— Begin TASK INPUT —

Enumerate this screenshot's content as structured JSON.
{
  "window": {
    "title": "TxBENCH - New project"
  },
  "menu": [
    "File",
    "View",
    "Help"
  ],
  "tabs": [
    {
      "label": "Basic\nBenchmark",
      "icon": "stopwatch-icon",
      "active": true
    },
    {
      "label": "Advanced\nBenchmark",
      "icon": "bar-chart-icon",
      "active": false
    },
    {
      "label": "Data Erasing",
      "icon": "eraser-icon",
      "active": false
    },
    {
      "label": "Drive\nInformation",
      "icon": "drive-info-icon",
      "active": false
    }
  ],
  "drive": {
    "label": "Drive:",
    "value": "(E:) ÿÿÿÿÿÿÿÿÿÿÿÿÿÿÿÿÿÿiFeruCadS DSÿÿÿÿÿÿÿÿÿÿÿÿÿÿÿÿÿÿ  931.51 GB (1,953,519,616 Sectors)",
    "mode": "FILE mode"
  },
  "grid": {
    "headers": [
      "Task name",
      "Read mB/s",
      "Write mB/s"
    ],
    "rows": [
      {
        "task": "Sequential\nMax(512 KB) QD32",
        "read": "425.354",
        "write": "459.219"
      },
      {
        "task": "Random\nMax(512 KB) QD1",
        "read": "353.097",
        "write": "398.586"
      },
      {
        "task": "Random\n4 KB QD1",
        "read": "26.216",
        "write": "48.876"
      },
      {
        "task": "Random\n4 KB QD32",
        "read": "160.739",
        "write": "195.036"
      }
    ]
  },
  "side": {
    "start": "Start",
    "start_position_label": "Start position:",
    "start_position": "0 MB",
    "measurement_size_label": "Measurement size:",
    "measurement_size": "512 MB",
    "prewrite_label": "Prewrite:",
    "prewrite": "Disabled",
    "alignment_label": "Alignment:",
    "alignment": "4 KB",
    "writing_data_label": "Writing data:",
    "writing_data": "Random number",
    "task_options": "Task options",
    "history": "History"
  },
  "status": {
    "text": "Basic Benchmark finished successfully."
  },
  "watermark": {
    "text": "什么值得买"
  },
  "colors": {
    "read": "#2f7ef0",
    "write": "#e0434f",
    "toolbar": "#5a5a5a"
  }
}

— End TASK INPUT —

» **WRITTEN INSTRUCTION**:
Please set down each line of the records exactly as given.

» **ANSWER TO THIS TASK**:
Enumerate this screenshot's content as structured JSON.
{
  "window": {
    "title": "TxBENCH - New project"
  },
  "menu": [
    "File",
    "View",
    "Help"
  ],
  "tabs": [
    {
      "label": "Basic\nBenchmark",
      "icon": "stopwatch-icon",
      "active": true
    },
    {
      "label": "Advanced\nBenchmark",
      "icon": "bar-chart-icon",
      "active": false
    },
    {
      "label": "Data Erasing",
      "icon": "eraser-icon",
      "active": false
    },
    {
      "label": "Drive\nInformation",
      "icon": "drive-info-icon",
      "active": false
    }
  ],
  "drive": {
    "label": "Drive:",
    "value": "(E:) ÿÿÿÿÿÿÿÿÿÿÿÿÿÿÿÿÿÿiFeruCadS DSÿÿÿÿÿÿÿÿÿÿÿÿÿÿÿÿÿÿ  931.51 GB (1,953,519,616 Sectors)",
    "mode": "FILE mode"
  },
  "grid": {
    "headers": [
      "Task name",
      "Read mB/s",
      "Write mB/s"
    ],
    "rows": [
      {
        "task": "Sequential\nMax(512 KB) QD32",
        "read": "425.354",
        "write": "459.219"
      },
      {
        "task": "Random\nMax(512 KB) QD1",
        "read": "353.097",
        "write": "398.586"
      },
      {
        "task": "Random\n4 KB QD1",
        "read": "26.216",
        "write": "48.876"
      },
      {
        "task": "Random\n4 KB QD32",
        "read": "160.739",
        "write": "195.036"
      }
    ]
  },
  "side": {
    "start": "Start",
    "start_position_label": "Start position:",
    "start_position": "0 MB",
    "measurement_size_label": "Measurement size:",
    "measurement_size": "512 MB",
    "prewrite_label": "Prewrite:",
    "prewrite": "Disabled",
    "alignment_label": "Alignment:",
    "alignment": "4 KB",
    "writing_data_label": "Writing data:",
    "writing_data": "Random number",
    "task_options": "Task options",
    "history": "History"
  },
  "status": {
    "text": "Basic Benchmark finished successfully."
  },
  "watermark": {
    "text": "什么值得买"
  },
  "colors": {
    "read": "#2f7ef0",
    "write": "#e0434f",
    "toolbar": "#5a5a5a"
  }
}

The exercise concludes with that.